▶ [What the task requires]:
Collect every line that includes the string "而耕地资".

▶ [Dataset entries]:
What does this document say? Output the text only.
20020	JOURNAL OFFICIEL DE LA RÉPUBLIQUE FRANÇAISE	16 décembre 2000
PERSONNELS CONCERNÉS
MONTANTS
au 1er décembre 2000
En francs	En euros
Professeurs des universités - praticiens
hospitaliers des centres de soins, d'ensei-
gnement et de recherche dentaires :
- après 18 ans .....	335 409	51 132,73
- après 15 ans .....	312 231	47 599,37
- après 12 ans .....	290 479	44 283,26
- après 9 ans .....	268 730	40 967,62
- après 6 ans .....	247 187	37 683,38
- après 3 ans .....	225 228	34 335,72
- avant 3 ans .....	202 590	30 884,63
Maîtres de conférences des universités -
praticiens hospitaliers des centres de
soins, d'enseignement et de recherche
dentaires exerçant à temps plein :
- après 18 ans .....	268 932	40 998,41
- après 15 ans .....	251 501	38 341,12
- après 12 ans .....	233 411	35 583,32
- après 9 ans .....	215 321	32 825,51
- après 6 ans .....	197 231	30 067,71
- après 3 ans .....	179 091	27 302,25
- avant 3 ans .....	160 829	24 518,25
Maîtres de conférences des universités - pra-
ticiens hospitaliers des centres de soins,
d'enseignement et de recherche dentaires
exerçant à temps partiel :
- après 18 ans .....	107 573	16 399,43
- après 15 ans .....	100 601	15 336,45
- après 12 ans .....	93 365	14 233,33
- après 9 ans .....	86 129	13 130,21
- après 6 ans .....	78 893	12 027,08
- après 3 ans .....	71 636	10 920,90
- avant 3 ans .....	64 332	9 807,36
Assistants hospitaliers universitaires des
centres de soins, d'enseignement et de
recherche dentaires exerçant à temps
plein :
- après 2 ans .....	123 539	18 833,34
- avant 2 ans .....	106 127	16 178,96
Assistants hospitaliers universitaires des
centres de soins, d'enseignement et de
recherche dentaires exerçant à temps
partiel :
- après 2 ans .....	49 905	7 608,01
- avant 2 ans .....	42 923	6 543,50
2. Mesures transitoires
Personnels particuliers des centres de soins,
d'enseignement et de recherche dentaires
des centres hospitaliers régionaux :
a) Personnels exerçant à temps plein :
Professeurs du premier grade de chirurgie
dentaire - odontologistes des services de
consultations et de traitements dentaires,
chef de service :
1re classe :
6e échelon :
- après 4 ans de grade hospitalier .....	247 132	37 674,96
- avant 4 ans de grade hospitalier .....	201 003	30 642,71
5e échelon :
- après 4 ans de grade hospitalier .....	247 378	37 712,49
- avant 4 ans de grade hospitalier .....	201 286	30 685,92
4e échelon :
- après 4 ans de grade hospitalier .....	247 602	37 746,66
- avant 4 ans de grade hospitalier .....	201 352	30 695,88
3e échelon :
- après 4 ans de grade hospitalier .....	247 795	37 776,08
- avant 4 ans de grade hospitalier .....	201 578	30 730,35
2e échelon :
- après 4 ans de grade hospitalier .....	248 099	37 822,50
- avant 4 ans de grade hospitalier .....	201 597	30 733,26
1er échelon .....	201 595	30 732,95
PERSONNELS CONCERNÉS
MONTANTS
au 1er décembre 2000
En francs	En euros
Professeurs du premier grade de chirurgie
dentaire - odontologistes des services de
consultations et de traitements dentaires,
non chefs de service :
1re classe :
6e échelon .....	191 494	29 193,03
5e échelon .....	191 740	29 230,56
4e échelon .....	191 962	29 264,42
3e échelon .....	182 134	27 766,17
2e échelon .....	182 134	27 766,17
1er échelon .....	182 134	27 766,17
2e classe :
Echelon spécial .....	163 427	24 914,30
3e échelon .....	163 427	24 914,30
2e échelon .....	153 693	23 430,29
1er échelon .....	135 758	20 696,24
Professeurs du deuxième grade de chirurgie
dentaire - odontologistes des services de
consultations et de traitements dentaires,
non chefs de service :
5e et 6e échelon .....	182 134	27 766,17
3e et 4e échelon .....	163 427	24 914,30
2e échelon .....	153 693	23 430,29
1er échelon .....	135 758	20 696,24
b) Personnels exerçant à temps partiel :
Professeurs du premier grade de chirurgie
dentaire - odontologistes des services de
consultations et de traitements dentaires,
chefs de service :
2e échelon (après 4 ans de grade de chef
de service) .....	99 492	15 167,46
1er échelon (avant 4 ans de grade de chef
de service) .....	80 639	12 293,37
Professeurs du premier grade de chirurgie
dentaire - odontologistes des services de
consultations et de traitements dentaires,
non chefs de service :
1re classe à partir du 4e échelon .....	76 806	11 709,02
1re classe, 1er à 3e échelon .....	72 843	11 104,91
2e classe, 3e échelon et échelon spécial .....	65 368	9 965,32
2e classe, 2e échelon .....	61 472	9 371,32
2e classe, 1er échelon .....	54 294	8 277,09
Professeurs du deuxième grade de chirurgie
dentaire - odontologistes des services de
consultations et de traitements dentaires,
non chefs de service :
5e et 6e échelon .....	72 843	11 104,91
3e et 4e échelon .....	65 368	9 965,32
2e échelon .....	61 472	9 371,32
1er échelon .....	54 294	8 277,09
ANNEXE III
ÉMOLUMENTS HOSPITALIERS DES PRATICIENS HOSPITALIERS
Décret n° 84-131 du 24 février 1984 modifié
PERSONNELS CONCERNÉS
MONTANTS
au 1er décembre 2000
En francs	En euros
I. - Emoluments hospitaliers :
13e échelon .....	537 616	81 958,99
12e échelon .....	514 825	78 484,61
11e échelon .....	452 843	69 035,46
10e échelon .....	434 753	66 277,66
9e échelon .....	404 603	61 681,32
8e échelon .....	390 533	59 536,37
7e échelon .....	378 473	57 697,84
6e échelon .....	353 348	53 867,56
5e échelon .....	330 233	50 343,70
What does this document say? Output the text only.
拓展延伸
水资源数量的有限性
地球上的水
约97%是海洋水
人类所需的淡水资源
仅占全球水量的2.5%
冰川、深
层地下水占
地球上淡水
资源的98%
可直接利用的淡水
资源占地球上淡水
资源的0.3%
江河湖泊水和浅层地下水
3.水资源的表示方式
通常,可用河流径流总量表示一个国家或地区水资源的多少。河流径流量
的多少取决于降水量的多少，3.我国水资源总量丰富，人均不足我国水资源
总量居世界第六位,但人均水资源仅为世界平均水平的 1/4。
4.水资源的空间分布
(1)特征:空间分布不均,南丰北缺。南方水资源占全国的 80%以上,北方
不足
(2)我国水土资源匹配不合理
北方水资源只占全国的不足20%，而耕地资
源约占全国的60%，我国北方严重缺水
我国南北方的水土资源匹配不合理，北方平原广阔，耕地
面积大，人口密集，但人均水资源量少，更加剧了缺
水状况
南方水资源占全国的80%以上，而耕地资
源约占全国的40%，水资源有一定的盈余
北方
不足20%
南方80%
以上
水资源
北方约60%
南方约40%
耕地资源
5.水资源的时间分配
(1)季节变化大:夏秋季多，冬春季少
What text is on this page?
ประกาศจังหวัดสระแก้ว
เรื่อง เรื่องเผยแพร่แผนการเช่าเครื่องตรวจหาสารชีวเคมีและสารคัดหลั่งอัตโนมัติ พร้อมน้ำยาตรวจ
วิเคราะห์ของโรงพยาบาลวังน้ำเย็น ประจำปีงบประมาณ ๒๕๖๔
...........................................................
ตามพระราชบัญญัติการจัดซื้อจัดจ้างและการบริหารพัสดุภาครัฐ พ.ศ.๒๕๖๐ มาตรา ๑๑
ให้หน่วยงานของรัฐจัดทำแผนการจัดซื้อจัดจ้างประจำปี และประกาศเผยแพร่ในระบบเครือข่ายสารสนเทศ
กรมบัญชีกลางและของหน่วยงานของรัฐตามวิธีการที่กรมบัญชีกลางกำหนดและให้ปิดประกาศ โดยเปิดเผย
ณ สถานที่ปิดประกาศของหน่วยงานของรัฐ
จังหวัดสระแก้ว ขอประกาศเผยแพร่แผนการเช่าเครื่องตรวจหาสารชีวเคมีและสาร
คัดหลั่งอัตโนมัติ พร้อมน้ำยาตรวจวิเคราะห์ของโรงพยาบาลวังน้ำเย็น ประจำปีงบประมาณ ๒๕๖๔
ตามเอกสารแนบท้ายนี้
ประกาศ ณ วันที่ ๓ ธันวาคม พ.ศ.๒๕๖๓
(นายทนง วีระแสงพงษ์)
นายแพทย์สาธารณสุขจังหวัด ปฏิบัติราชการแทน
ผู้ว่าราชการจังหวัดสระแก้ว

▶ [Solution for this problem]:
北方水资源只占全国的不足20%，而耕地资
南方水资源占全国的80%以上，而耕地资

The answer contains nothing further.